## Material
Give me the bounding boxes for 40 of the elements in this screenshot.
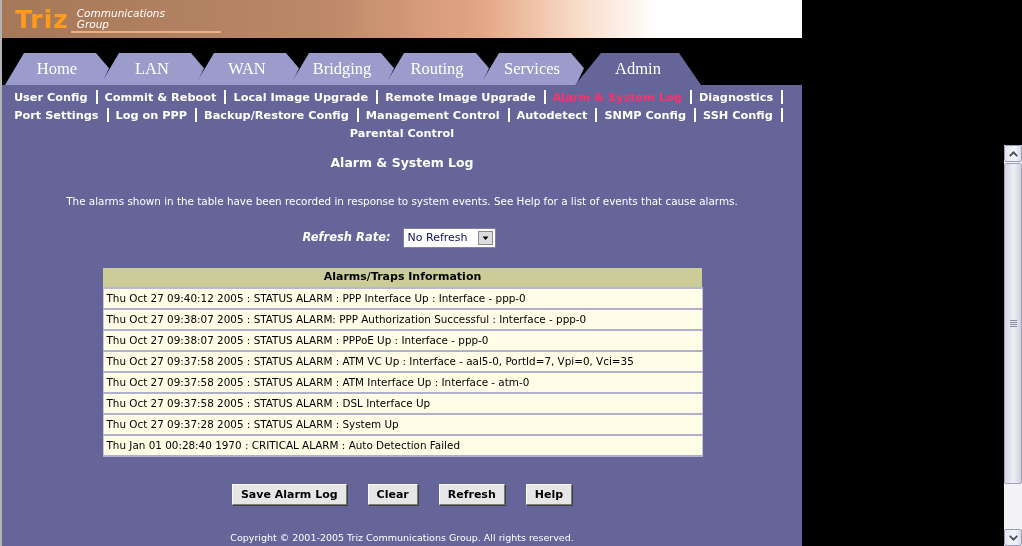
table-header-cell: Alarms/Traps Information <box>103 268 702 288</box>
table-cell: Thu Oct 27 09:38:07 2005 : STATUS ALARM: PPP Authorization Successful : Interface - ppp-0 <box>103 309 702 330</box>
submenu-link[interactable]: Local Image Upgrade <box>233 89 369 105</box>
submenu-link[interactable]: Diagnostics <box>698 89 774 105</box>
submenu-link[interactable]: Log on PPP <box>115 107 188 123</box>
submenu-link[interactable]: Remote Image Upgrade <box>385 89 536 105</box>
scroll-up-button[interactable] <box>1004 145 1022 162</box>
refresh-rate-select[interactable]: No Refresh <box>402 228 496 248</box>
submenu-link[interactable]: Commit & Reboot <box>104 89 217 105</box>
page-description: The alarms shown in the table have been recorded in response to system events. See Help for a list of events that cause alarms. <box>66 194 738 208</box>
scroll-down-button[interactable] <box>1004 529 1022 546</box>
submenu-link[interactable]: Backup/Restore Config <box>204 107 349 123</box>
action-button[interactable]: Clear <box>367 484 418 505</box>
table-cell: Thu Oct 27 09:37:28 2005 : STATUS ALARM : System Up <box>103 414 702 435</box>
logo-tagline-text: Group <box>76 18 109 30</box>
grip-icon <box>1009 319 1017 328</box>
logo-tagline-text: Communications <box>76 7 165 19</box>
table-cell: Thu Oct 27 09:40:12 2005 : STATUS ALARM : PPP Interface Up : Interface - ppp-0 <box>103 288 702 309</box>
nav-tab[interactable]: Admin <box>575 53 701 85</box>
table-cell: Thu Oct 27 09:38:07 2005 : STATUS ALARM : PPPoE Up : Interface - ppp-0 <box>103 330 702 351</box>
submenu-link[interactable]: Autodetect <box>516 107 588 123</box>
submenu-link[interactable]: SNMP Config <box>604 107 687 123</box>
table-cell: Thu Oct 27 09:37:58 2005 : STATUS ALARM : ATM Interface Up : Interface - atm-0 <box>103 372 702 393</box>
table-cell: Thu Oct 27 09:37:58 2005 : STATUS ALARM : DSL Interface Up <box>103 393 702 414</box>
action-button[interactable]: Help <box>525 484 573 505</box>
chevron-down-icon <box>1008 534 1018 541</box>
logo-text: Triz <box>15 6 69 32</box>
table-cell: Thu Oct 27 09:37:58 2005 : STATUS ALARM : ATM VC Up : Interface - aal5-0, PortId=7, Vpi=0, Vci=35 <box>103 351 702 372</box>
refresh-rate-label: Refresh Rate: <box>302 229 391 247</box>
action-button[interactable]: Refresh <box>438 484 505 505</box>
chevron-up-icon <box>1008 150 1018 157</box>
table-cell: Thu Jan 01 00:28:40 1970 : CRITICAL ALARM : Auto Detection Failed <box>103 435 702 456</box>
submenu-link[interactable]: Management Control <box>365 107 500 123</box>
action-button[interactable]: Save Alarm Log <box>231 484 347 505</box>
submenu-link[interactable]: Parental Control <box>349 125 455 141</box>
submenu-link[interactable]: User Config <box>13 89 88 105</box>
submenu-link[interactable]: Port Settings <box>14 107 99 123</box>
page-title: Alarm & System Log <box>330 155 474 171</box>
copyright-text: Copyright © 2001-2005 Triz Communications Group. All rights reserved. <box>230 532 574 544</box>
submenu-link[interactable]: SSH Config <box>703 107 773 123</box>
==
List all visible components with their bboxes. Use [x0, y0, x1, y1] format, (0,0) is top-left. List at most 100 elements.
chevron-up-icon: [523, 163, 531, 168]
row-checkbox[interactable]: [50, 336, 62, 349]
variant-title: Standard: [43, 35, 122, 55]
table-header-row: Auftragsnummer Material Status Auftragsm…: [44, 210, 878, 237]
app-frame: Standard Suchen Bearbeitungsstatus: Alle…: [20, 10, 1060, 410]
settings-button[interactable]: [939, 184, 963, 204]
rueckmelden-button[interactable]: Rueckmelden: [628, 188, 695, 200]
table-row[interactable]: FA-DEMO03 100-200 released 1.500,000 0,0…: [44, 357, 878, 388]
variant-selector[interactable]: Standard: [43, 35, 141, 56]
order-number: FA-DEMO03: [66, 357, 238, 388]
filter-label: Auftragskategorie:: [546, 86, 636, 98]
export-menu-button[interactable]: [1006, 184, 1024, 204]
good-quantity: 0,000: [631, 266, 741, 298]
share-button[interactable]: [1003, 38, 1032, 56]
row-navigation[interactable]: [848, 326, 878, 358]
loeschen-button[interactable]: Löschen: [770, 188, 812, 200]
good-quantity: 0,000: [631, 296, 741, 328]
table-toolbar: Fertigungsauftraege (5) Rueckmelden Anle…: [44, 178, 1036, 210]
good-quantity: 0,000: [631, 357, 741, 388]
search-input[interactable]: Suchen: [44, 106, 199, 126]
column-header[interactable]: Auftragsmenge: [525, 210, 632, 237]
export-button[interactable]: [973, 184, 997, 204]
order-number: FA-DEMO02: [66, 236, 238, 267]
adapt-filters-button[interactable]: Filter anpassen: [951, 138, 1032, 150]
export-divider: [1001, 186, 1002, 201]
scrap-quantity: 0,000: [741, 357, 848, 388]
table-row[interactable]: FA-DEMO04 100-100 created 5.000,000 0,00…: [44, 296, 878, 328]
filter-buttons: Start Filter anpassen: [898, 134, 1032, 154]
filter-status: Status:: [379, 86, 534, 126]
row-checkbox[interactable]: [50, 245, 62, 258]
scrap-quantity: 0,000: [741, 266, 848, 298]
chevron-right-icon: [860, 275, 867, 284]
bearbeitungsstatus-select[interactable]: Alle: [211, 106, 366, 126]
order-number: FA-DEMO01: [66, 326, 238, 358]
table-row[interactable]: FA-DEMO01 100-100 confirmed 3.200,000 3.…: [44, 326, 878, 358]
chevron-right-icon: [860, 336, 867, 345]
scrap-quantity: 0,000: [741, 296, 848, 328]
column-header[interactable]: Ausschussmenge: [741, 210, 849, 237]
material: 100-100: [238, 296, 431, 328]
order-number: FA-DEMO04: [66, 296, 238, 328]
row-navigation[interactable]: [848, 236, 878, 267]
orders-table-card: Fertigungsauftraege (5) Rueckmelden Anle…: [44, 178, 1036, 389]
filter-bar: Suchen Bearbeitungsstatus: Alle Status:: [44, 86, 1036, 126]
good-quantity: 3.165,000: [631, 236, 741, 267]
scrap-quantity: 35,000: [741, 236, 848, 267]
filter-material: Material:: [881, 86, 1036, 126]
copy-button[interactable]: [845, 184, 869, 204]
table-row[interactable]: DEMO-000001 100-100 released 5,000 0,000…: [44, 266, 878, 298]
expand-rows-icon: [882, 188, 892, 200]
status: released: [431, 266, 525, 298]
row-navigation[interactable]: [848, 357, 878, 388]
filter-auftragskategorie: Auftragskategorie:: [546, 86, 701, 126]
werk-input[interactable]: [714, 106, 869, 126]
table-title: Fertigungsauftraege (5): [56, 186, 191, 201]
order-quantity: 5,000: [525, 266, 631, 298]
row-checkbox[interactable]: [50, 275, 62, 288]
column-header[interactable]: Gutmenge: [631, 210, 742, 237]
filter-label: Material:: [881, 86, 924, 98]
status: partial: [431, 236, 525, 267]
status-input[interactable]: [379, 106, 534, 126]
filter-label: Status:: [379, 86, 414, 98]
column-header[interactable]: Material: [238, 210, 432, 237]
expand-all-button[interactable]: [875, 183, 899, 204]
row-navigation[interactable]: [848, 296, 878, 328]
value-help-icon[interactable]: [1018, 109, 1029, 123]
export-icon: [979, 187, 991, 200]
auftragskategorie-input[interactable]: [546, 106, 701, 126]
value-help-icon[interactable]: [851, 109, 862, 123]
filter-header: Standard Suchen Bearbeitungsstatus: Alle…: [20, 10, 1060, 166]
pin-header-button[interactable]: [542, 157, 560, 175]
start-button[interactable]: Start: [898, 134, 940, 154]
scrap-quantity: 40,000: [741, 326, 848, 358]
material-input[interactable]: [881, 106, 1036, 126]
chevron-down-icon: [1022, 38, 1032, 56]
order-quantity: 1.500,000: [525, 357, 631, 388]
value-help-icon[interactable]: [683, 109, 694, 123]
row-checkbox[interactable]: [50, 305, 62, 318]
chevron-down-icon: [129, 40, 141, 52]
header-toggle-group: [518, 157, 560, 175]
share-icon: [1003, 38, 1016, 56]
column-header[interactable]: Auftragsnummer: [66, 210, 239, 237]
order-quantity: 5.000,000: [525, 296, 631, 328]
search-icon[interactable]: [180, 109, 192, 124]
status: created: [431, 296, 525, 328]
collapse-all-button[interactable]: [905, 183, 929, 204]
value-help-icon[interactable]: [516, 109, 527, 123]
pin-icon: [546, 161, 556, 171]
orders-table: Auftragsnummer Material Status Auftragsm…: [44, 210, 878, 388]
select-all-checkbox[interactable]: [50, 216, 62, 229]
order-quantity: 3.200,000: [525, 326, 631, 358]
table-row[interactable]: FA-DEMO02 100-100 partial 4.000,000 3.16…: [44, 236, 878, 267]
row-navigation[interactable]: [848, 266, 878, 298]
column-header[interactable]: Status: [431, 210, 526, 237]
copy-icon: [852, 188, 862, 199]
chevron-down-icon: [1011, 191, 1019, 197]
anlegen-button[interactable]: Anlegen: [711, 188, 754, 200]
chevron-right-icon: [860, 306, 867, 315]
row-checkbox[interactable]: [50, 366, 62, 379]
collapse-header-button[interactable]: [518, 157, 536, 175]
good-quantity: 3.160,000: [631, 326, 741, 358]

## Job
Please return the rows unchanged, starting at the one that contains "List all visible" and ending at the one that contains "row-checkbox[interactable]: [50, 245, 62, 258]", with both of those rows included.

## Right answer
List all visible components with their bboxes. Use [x0, y0, x1, y1] format, (0,0) is top-left. List at most 100 elements.
chevron-up-icon: [523, 163, 531, 168]
row-checkbox[interactable]: [50, 336, 62, 349]
variant-title: Standard: [43, 35, 122, 55]
table-header-row: Auftragsnummer Material Status Auftragsm…: [44, 210, 878, 237]
app-frame: Standard Suchen Bearbeitungsstatus: Alle…: [20, 10, 1060, 410]
settings-button[interactable]: [939, 184, 963, 204]
rueckmelden-button[interactable]: Rueckmelden: [628, 188, 695, 200]
table-row[interactable]: FA-DEMO03 100-200 released 1.500,000 0,0…: [44, 357, 878, 388]
variant-selector[interactable]: Standard: [43, 35, 141, 56]
order-number: FA-DEMO03: [66, 357, 238, 388]
filter-label: Auftragskategorie:: [546, 86, 636, 98]
export-menu-button[interactable]: [1006, 184, 1024, 204]
good-quantity: 0,000: [631, 266, 741, 298]
share-button[interactable]: [1003, 38, 1032, 56]
row-navigation[interactable]: [848, 326, 878, 358]
loeschen-button[interactable]: Löschen: [770, 188, 812, 200]
good-quantity: 0,000: [631, 296, 741, 328]
table-toolbar: Fertigungsauftraege (5) Rueckmelden Anle…: [44, 178, 1036, 210]
good-quantity: 0,000: [631, 357, 741, 388]
search-input[interactable]: Suchen: [44, 106, 199, 126]
column-header[interactable]: Auftragsmenge: [525, 210, 632, 237]
export-button[interactable]: [973, 184, 997, 204]
order-number: FA-DEMO02: [66, 236, 238, 267]
adapt-filters-button[interactable]: Filter anpassen: [951, 138, 1032, 150]
export-divider: [1001, 186, 1002, 201]
scrap-quantity: 0,000: [741, 357, 848, 388]
table-row[interactable]: FA-DEMO04 100-100 created 5.000,000 0,00…: [44, 296, 878, 328]
filter-buttons: Start Filter anpassen: [898, 134, 1032, 154]
filter-status: Status:: [379, 86, 534, 126]
row-checkbox[interactable]: [50, 245, 62, 258]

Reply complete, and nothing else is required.